PROBLEM STATEMENT:
Type out the records that follow, exactly as given.

**** RECORDS

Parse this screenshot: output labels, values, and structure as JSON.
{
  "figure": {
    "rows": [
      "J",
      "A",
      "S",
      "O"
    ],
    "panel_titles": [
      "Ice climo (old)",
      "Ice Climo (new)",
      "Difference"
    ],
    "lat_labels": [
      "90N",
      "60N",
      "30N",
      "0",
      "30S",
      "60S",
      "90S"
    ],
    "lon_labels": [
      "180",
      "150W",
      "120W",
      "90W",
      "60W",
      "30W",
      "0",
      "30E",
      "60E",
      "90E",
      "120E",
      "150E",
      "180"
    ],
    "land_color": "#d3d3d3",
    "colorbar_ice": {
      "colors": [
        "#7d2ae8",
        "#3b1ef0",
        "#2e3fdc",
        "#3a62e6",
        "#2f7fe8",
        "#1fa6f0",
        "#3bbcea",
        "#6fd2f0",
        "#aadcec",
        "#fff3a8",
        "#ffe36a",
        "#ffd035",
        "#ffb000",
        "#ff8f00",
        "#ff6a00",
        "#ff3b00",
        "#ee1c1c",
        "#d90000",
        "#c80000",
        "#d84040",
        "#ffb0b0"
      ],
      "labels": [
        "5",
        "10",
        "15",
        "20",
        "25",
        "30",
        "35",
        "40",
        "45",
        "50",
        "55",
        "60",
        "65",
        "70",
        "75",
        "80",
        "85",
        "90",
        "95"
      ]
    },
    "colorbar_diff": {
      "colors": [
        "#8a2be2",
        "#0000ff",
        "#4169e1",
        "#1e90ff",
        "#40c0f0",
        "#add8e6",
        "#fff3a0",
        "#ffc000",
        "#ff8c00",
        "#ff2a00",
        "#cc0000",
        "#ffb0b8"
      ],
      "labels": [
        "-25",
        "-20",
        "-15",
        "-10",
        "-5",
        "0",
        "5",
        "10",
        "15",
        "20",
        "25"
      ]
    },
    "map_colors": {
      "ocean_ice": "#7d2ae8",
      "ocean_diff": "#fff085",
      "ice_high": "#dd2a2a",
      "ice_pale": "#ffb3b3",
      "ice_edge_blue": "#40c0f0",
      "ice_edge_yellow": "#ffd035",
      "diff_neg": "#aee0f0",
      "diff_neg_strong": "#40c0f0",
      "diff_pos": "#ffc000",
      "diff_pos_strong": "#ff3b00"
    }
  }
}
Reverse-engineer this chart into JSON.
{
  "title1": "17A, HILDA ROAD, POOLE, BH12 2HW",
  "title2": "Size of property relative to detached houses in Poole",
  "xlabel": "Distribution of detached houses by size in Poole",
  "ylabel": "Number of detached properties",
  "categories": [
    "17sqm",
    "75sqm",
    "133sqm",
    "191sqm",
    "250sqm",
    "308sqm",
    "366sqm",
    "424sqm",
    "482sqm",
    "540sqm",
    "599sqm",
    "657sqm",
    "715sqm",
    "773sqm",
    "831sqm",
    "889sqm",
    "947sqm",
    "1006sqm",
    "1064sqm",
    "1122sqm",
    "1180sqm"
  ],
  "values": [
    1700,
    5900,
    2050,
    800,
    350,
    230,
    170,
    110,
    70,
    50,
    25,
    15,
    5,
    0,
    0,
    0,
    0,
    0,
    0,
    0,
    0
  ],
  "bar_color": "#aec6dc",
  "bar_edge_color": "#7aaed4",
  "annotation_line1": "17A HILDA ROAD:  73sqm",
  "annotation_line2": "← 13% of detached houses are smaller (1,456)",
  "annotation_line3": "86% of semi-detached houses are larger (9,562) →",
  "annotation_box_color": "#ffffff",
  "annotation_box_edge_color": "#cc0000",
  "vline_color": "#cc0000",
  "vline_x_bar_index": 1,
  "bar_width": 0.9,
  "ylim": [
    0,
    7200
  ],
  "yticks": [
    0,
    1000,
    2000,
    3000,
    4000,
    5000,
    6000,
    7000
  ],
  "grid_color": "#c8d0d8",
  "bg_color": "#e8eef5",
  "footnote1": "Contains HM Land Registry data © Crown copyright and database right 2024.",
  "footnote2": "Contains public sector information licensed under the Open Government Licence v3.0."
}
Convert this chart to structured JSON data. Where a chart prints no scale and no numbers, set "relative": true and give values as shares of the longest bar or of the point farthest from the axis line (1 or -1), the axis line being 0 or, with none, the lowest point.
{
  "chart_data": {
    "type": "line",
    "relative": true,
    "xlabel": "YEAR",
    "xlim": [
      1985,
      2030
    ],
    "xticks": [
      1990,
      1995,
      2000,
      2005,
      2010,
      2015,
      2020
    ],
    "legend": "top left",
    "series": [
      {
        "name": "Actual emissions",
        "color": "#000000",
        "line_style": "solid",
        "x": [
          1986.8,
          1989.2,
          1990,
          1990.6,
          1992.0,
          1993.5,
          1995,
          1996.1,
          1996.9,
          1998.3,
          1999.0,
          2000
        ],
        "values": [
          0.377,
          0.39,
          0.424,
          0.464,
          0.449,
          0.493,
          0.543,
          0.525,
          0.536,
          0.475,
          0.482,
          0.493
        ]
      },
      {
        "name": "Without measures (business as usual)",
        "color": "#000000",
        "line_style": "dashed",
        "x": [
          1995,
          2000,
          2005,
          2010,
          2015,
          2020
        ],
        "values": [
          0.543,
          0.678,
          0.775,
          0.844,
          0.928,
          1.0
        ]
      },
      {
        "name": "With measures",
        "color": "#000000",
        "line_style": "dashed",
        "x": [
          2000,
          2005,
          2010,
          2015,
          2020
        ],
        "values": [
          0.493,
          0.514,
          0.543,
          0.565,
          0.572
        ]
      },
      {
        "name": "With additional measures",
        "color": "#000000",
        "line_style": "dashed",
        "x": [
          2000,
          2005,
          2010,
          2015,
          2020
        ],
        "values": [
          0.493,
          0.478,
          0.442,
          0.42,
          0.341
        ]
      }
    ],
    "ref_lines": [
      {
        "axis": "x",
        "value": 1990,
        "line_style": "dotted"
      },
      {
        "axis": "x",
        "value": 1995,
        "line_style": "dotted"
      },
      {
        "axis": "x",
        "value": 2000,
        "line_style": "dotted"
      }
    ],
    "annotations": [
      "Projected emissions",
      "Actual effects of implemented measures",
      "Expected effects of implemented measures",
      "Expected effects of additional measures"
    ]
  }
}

********

THE ANSWER:
Parse this screenshot: output labels, values, and structure as JSON.
{
  "figure": {
    "rows": [
      "J",
      "A",
      "S",
      "O"
    ],
    "panel_titles": [
      "Ice climo (old)",
      "Ice Climo (new)",
      "Difference"
    ],
    "lat_labels": [
      "90N",
      "60N",
      "30N",
      "0",
      "30S",
      "60S",
      "90S"
    ],
    "lon_labels": [
      "180",
      "150W",
      "120W",
      "90W",
      "60W",
      "30W",
      "0",
      "30E",
      "60E",
      "90E",
      "120E",
      "150E",
      "180"
    ],
    "land_color": "#d3d3d3",
    "colorbar_ice": {
      "colors": [
        "#7d2ae8",
        "#3b1ef0",
        "#2e3fdc",
        "#3a62e6",
        "#2f7fe8",
        "#1fa6f0",
        "#3bbcea",
        "#6fd2f0",
        "#aadcec",
        "#fff3a8",
        "#ffe36a",
        "#ffd035",
        "#ffb000",
        "#ff8f00",
        "#ff6a00",
        "#ff3b00",
        "#ee1c1c",
        "#d90000",
        "#c80000",
        "#d84040",
        "#ffb0b0"
      ],
      "labels": [
        "5",
        "10",
        "15",
        "20",
        "25",
        "30",
        "35",
        "40",
        "45",
        "50",
        "55",
        "60",
        "65",
        "70",
        "75",
        "80",
        "85",
        "90",
        "95"
      ]
    },
    "colorbar_diff": {
      "colors": [
        "#8a2be2",
        "#0000ff",
        "#4169e1",
        "#1e90ff",
        "#40c0f0",
        "#add8e6",
        "#fff3a0",
        "#ffc000",
        "#ff8c00",
        "#ff2a00",
        "#cc0000",
        "#ffb0b8"
      ],
      "labels": [
        "-25",
        "-20",
        "-15",
        "-10",
        "-5",
        "0",
        "5",
        "10",
        "15",
        "20",
        "25"
      ]
    },
    "map_colors": {
      "ocean_ice": "#7d2ae8",
      "ocean_diff": "#fff085",
      "ice_high": "#dd2a2a",
      "ice_pale": "#ffb3b3",
      "ice_edge_blue": "#40c0f0",
      "ice_edge_yellow": "#ffd035",
      "diff_neg": "#aee0f0",
      "diff_neg_strong": "#40c0f0",
      "diff_pos": "#ffc000",
      "diff_pos_strong": "#ff3b00"
    }
  }
}
Reverse-engineer this chart into JSON.
{
  "title1": "17A, HILDA ROAD, POOLE, BH12 2HW",
  "title2": "Size of property relative to detached houses in Poole",
  "xlabel": "Distribution of detached houses by size in Poole",
  "ylabel": "Number of detached properties",
  "categories": [
    "17sqm",
    "75sqm",
    "133sqm",
    "191sqm",
    "250sqm",
    "308sqm",
    "366sqm",
    "424sqm",
    "482sqm",
    "540sqm",
    "599sqm",
    "657sqm",
    "715sqm",
    "773sqm",
    "831sqm",
    "889sqm",
    "947sqm",
    "1006sqm",
    "1064sqm",
    "1122sqm",
    "1180sqm"
  ],
  "values": [
    1700,
    5900,
    2050,
    800,
    350,
    230,
    170,
    110,
    70,
    50,
    25,
    15,
    5,
    0,
    0,
    0,
    0,
    0,
    0,
    0,
    0
  ],
  "bar_color": "#aec6dc",
  "bar_edge_color": "#7aaed4",
  "annotation_line1": "17A HILDA ROAD:  73sqm",
  "annotation_line2": "← 13% of detached houses are smaller (1,456)",
  "annotation_line3": "86% of semi-detached houses are larger (9,562) →",
  "annotation_box_color": "#ffffff",
  "annotation_box_edge_color": "#cc0000",
  "vline_color": "#cc0000",
  "vline_x_bar_index": 1,
  "bar_width": 0.9,
  "ylim": [
    0,
    7200
  ],
  "yticks": [
    0,
    1000,
    2000,
    3000,
    4000,
    5000,
    6000,
    7000
  ],
  "grid_color": "#c8d0d8",
  "bg_color": "#e8eef5",
  "footnote1": "Contains HM Land Registry data © Crown copyright and database right 2024.",
  "footnote2": "Contains public sector information licensed under the Open Government Licence v3.0."
}
Convert this chart to structured JSON data. Where a chart prints no scale and no numbers, set "relative": true and give values as shares of the longest bar or of the point farthest from the axis line (1 or -1), the axis line being 0 or, with none, the lowest point.
{
  "chart_data": {
    "type": "line",
    "relative": true,
    "xlabel": "YEAR",
    "xlim": [
      1985,
      2030
    ],
    "xticks": [
      1990,
      1995,
      2000,
      2005,
      2010,
      2015,
      2020
    ],
    "legend": "top left",
    "series": [
      {
        "name": "Actual emissions",
        "color": "#000000",
        "line_style": "solid",
        "x": [
          1986.8,
          1989.2,
          1990,
          1990.6,
          1992.0,
          1993.5,
          1995,
          1996.1,
          1996.9,
          1998.3,
          1999.0,
          2000
        ],
        "values": [
          0.377,
          0.39,
          0.424,
          0.464,
          0.449,
          0.493,
          0.543,
          0.525,
          0.536,
          0.475,
          0.482,
          0.493
        ]
      },
      {
        "name": "Without measures (business as usual)",
        "color": "#000000",
        "line_style": "dashed",
        "x": [
          1995,
          2000,
          2005,
          2010,
          2015,
          2020
        ],
        "values": [
          0.543,
          0.678,
          0.775,
          0.844,
          0.928,
          1.0
        ]
      },
      {
        "name": "With measures",
        "color": "#000000",
        "line_style": "dashed",
        "x": [
          2000,
          2005,
          2010,
          2015,
          2020
        ],
        "values": [
          0.493,
          0.514,
          0.543,
          0.565,
          0.572
        ]
      },
      {
        "name": "With additional measures",
        "color": "#000000",
        "line_style": "dashed",
        "x": [
          2000,
          2005,
          2010,
          2015,
          2020
        ],
        "values": [
          0.493,
          0.478,
          0.442,
          0.42,
          0.341
        ]
      }
    ],
    "ref_lines": [
      {
        "axis": "x",
        "value": 1990,
        "line_style": "dotted"
      },
      {
        "axis": "x",
        "value": 1995,
        "line_style": "dotted"
      },
      {
        "axis": "x",
        "value": 2000,
        "line_style": "dotted"
      }
    ],
    "annotations": [
      "Projected emissions",
      "Actual effects of implemented measures",
      "Expected effects of implemented measures",
      "Expected effects of additional measures"
    ]
  }
}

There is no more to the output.